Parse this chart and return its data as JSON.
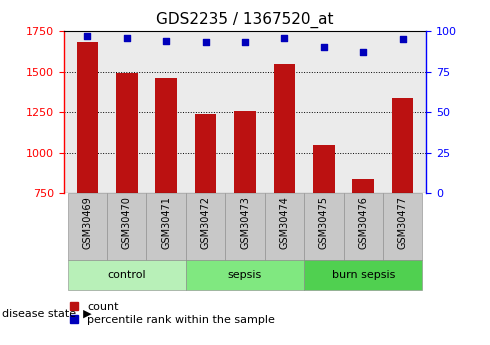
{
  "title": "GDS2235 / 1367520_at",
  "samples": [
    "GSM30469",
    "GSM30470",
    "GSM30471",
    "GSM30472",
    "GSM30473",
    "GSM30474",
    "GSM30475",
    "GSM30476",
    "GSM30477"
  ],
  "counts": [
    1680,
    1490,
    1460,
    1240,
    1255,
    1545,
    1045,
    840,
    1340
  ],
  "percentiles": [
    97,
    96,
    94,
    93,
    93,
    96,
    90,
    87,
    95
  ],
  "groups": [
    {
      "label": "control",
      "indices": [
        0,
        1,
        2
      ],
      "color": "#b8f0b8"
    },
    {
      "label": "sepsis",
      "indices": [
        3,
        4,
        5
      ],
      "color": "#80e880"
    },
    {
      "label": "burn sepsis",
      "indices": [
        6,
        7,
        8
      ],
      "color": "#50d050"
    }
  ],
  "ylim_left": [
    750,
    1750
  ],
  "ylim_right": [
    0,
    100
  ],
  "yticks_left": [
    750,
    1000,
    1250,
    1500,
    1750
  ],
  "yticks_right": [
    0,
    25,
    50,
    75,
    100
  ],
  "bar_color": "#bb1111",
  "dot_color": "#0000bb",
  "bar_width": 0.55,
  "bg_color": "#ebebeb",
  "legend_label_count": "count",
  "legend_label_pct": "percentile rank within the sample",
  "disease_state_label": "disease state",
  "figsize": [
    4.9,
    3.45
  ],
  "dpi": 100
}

§

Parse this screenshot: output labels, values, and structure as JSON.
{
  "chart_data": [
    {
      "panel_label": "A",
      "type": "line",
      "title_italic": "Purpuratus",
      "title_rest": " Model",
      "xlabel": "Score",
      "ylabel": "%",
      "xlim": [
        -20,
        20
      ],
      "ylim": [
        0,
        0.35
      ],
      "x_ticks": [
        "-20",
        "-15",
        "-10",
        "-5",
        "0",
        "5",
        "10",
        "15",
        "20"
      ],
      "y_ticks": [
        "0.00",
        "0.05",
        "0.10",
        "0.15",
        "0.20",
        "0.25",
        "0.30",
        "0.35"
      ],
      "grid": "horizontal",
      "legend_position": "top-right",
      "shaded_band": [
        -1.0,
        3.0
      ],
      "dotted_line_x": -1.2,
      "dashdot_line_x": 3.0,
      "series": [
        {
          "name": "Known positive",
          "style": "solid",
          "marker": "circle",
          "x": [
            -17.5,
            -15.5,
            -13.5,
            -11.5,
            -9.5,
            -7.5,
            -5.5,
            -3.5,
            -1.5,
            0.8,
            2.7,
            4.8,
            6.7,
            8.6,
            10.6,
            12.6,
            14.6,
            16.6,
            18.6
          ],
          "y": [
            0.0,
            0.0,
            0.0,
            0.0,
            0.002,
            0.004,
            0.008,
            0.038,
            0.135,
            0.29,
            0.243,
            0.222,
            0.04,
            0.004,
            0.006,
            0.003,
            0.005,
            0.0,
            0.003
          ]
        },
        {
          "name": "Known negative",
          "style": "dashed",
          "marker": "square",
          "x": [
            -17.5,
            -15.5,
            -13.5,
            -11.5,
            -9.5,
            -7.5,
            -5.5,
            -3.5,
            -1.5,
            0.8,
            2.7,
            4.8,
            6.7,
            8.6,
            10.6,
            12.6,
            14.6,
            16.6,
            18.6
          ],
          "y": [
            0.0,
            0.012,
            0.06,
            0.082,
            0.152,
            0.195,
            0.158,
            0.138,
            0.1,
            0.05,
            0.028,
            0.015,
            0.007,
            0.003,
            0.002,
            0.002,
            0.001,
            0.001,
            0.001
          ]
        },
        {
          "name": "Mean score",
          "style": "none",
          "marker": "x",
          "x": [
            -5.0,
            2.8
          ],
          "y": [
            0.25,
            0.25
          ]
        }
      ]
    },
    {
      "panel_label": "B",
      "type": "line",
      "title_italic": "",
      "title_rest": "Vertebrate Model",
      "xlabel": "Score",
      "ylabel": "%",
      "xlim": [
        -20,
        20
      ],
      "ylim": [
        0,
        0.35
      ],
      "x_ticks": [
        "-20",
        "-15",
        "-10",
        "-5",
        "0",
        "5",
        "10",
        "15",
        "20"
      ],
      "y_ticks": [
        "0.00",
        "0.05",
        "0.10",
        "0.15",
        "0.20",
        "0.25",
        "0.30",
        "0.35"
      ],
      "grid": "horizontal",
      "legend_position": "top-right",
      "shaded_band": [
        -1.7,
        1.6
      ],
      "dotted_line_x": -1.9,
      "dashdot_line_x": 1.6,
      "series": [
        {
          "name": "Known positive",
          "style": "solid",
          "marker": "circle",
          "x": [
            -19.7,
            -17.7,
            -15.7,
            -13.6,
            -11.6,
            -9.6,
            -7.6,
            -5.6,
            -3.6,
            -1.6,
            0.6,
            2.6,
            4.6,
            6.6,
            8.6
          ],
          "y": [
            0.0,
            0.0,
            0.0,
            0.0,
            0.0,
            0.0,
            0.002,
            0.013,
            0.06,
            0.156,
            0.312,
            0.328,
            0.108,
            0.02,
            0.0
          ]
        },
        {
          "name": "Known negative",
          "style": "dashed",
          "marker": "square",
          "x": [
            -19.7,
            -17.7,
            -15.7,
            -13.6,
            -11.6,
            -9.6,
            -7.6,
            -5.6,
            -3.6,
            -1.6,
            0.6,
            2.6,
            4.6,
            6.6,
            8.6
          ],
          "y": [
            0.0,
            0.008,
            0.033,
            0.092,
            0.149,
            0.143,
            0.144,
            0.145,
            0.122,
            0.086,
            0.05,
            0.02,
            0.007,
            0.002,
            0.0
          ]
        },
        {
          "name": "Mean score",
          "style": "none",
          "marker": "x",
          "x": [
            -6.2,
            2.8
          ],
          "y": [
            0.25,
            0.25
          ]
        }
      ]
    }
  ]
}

§

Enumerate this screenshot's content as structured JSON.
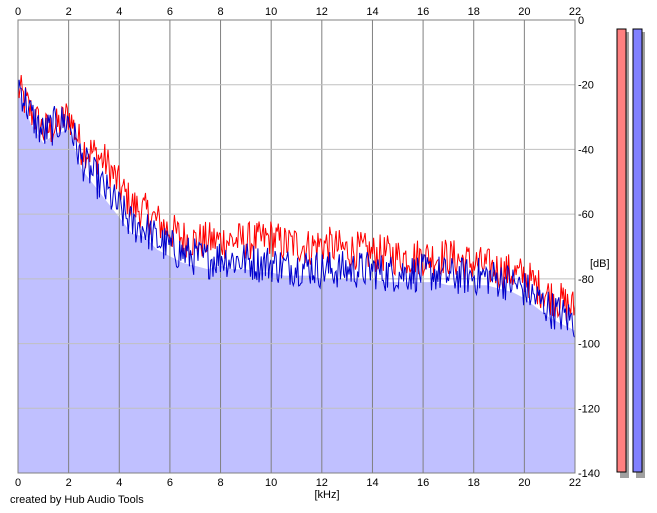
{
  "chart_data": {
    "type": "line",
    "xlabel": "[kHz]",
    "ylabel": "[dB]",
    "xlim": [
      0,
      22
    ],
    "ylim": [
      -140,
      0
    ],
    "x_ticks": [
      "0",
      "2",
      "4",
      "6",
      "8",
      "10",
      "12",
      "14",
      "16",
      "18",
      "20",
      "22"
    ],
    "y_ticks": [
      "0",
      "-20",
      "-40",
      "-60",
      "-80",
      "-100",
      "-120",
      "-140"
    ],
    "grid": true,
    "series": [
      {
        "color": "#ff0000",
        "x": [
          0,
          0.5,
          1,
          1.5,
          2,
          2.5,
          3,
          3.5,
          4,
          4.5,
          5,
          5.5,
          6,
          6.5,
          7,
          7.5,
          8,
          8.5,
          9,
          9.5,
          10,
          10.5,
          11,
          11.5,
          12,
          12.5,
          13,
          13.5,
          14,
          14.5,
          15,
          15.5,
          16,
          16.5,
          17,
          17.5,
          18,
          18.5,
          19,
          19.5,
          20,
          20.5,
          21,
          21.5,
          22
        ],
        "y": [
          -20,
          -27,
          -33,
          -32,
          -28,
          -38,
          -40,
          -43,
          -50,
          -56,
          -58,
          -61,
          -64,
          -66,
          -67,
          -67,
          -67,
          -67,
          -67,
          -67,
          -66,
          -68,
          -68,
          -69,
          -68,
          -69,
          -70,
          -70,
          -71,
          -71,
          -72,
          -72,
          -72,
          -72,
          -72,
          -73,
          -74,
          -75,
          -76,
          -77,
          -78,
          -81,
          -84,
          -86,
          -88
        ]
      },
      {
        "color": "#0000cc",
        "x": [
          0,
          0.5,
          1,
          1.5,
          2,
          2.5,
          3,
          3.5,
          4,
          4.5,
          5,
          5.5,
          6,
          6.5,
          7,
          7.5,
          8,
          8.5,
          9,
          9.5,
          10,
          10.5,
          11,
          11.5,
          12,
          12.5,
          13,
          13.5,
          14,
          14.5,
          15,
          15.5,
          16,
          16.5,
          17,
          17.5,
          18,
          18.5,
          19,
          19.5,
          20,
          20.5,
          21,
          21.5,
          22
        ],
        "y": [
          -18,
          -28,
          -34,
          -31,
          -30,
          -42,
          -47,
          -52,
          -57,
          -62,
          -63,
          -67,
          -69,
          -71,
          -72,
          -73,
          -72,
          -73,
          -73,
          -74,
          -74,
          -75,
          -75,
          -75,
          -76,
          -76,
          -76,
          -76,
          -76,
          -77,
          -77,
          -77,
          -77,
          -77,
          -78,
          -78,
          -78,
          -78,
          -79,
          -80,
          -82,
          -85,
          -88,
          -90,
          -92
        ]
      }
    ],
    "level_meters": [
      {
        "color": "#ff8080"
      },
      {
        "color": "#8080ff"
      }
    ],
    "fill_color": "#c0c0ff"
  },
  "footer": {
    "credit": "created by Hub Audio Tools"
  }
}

§

AIM OF THE EXERCISE: From the entries above, copy every line containing the word "Parse".

TASK OUTPUT:
Parse this chart and return its data as JSON.
Parse this screenshot: output labels, values, and structure as JSON.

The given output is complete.